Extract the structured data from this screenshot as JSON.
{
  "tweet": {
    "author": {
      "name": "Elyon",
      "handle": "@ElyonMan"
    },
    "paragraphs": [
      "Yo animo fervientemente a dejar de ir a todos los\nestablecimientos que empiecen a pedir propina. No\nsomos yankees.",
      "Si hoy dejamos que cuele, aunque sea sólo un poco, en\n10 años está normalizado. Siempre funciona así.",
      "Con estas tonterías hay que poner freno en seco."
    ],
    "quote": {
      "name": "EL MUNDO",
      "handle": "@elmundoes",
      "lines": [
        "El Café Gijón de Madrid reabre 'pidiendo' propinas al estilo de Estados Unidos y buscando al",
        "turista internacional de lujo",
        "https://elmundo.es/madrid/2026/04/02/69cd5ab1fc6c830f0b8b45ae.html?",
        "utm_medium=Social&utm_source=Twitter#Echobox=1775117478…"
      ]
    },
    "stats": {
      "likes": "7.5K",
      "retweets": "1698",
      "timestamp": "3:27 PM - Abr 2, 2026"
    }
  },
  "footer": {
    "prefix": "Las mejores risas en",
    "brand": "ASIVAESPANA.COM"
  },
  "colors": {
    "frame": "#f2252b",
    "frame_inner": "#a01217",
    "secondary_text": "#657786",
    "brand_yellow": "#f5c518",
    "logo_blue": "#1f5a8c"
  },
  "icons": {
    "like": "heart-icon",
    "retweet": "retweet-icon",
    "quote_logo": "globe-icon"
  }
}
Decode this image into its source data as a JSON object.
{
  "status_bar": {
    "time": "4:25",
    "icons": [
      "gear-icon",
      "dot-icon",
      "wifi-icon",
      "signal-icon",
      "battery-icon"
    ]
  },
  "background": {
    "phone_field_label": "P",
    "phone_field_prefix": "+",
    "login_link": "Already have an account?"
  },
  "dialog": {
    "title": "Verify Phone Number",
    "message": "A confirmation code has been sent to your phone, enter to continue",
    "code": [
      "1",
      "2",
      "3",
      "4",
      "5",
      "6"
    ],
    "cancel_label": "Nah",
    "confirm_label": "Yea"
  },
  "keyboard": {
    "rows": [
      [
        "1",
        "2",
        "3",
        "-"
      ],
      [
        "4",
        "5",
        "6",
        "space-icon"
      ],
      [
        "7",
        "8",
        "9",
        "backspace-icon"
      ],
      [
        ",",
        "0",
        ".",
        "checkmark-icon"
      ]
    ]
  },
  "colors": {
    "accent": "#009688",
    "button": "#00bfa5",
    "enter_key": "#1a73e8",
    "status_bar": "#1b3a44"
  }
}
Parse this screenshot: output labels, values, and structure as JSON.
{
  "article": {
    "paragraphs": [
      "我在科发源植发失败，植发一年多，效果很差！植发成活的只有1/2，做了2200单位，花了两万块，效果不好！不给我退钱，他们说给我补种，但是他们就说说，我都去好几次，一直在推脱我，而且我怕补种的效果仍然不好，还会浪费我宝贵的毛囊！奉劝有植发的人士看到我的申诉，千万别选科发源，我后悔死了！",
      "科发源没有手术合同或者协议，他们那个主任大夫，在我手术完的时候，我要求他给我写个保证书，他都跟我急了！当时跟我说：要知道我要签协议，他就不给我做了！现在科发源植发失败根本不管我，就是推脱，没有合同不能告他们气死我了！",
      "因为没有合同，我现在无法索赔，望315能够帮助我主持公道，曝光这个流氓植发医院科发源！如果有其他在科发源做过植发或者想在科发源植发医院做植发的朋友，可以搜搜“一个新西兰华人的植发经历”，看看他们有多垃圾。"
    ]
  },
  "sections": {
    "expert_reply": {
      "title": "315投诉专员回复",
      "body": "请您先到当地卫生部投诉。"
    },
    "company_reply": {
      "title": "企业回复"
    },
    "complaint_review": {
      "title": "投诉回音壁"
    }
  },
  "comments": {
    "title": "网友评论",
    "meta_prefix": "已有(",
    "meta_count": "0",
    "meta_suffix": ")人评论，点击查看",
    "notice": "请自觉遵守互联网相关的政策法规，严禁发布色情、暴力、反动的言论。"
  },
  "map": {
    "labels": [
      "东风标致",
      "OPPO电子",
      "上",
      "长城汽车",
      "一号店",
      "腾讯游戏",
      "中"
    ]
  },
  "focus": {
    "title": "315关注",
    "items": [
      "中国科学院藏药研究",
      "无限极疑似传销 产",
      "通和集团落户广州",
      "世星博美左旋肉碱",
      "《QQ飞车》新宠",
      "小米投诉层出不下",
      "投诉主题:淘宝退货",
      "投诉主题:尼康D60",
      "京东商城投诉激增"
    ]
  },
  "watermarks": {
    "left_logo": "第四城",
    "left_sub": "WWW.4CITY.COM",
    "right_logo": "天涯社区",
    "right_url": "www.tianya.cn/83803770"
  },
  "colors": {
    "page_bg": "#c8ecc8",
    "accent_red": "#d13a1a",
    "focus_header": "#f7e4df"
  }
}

→ **EXERCISE AIM**
Take the records above and return them exactly as written.

→ **RESPONSE TO THE EXERCISE**
Extract the structured data from this screenshot as JSON.
{
  "tweet": {
    "author": {
      "name": "Elyon",
      "handle": "@ElyonMan"
    },
    "paragraphs": [
      "Yo animo fervientemente a dejar de ir a todos los\nestablecimientos que empiecen a pedir propina. No\nsomos yankees.",
      "Si hoy dejamos que cuele, aunque sea sólo un poco, en\n10 años está normalizado. Siempre funciona así.",
      "Con estas tonterías hay que poner freno en seco."
    ],
    "quote": {
      "name": "EL MUNDO",
      "handle": "@elmundoes",
      "lines": [
        "El Café Gijón de Madrid reabre 'pidiendo' propinas al estilo de Estados Unidos y buscando al",
        "turista internacional de lujo",
        "https://elmundo.es/madrid/2026/04/02/69cd5ab1fc6c830f0b8b45ae.html?",
        "utm_medium=Social&utm_source=Twitter#Echobox=1775117478…"
      ]
    },
    "stats": {
      "likes": "7.5K",
      "retweets": "1698",
      "timestamp": "3:27 PM - Abr 2, 2026"
    }
  },
  "footer": {
    "prefix": "Las mejores risas en",
    "brand": "ASIVAESPANA.COM"
  },
  "colors": {
    "frame": "#f2252b",
    "frame_inner": "#a01217",
    "secondary_text": "#657786",
    "brand_yellow": "#f5c518",
    "logo_blue": "#1f5a8c"
  },
  "icons": {
    "like": "heart-icon",
    "retweet": "retweet-icon",
    "quote_logo": "globe-icon"
  }
}
Decode this image into its source data as a JSON object.
{
  "status_bar": {
    "time": "4:25",
    "icons": [
      "gear-icon",
      "dot-icon",
      "wifi-icon",
      "signal-icon",
      "battery-icon"
    ]
  },
  "background": {
    "phone_field_label": "P",
    "phone_field_prefix": "+",
    "login_link": "Already have an account?"
  },
  "dialog": {
    "title": "Verify Phone Number",
    "message": "A confirmation code has been sent to your phone, enter to continue",
    "code": [
      "1",
      "2",
      "3",
      "4",
      "5",
      "6"
    ],
    "cancel_label": "Nah",
    "confirm_label": "Yea"
  },
  "keyboard": {
    "rows": [
      [
        "1",
        "2",
        "3",
        "-"
      ],
      [
        "4",
        "5",
        "6",
        "space-icon"
      ],
      [
        "7",
        "8",
        "9",
        "backspace-icon"
      ],
      [
        ",",
        "0",
        ".",
        "checkmark-icon"
      ]
    ]
  },
  "colors": {
    "accent": "#009688",
    "button": "#00bfa5",
    "enter_key": "#1a73e8",
    "status_bar": "#1b3a44"
  }
}
Parse this screenshot: output labels, values, and structure as JSON.
{
  "article": {
    "paragraphs": [
      "我在科发源植发失败，植发一年多，效果很差！植发成活的只有1/2，做了2200单位，花了两万块，效果不好！不给我退钱，他们说给我补种，但是他们就说说，我都去好几次，一直在推脱我，而且我怕补种的效果仍然不好，还会浪费我宝贵的毛囊！奉劝有植发的人士看到我的申诉，千万别选科发源，我后悔死了！",
      "科发源没有手术合同或者协议，他们那个主任大夫，在我手术完的时候，我要求他给我写个保证书，他都跟我急了！当时跟我说：要知道我要签协议，他就不给我做了！现在科发源植发失败根本不管我，就是推脱，没有合同不能告他们气死我了！",
      "因为没有合同，我现在无法索赔，望315能够帮助我主持公道，曝光这个流氓植发医院科发源！如果有其他在科发源做过植发或者想在科发源植发医院做植发的朋友，可以搜搜“一个新西兰华人的植发经历”，看看他们有多垃圾。"
    ]
  },
  "sections": {
    "expert_reply": {
      "title": "315投诉专员回复",
      "body": "请您先到当地卫生部投诉。"
    },
    "company_reply": {
      "title": "企业回复"
    },
    "complaint_review": {
      "title": "投诉回音壁"
    }
  },
  "comments": {
    "title": "网友评论",
    "meta_prefix": "已有(",
    "meta_count": "0",
    "meta_suffix": ")人评论，点击查看",
    "notice": "请自觉遵守互联网相关的政策法规，严禁发布色情、暴力、反动的言论。"
  },
  "map": {
    "labels": [
      "东风标致",
      "OPPO电子",
      "上",
      "长城汽车",
      "一号店",
      "腾讯游戏",
      "中"
    ]
  },
  "focus": {
    "title": "315关注",
    "items": [
      "中国科学院藏药研究",
      "无限极疑似传销 产",
      "通和集团落户广州",
      "世星博美左旋肉碱",
      "《QQ飞车》新宠",
      "小米投诉层出不下",
      "投诉主题:淘宝退货",
      "投诉主题:尼康D60",
      "京东商城投诉激增"
    ]
  },
  "watermarks": {
    "left_logo": "第四城",
    "left_sub": "WWW.4CITY.COM",
    "right_logo": "天涯社区",
    "right_url": "www.tianya.cn/83803770"
  },
  "colors": {
    "page_bg": "#c8ecc8",
    "accent_red": "#d13a1a",
    "focus_header": "#f7e4df"
  }
}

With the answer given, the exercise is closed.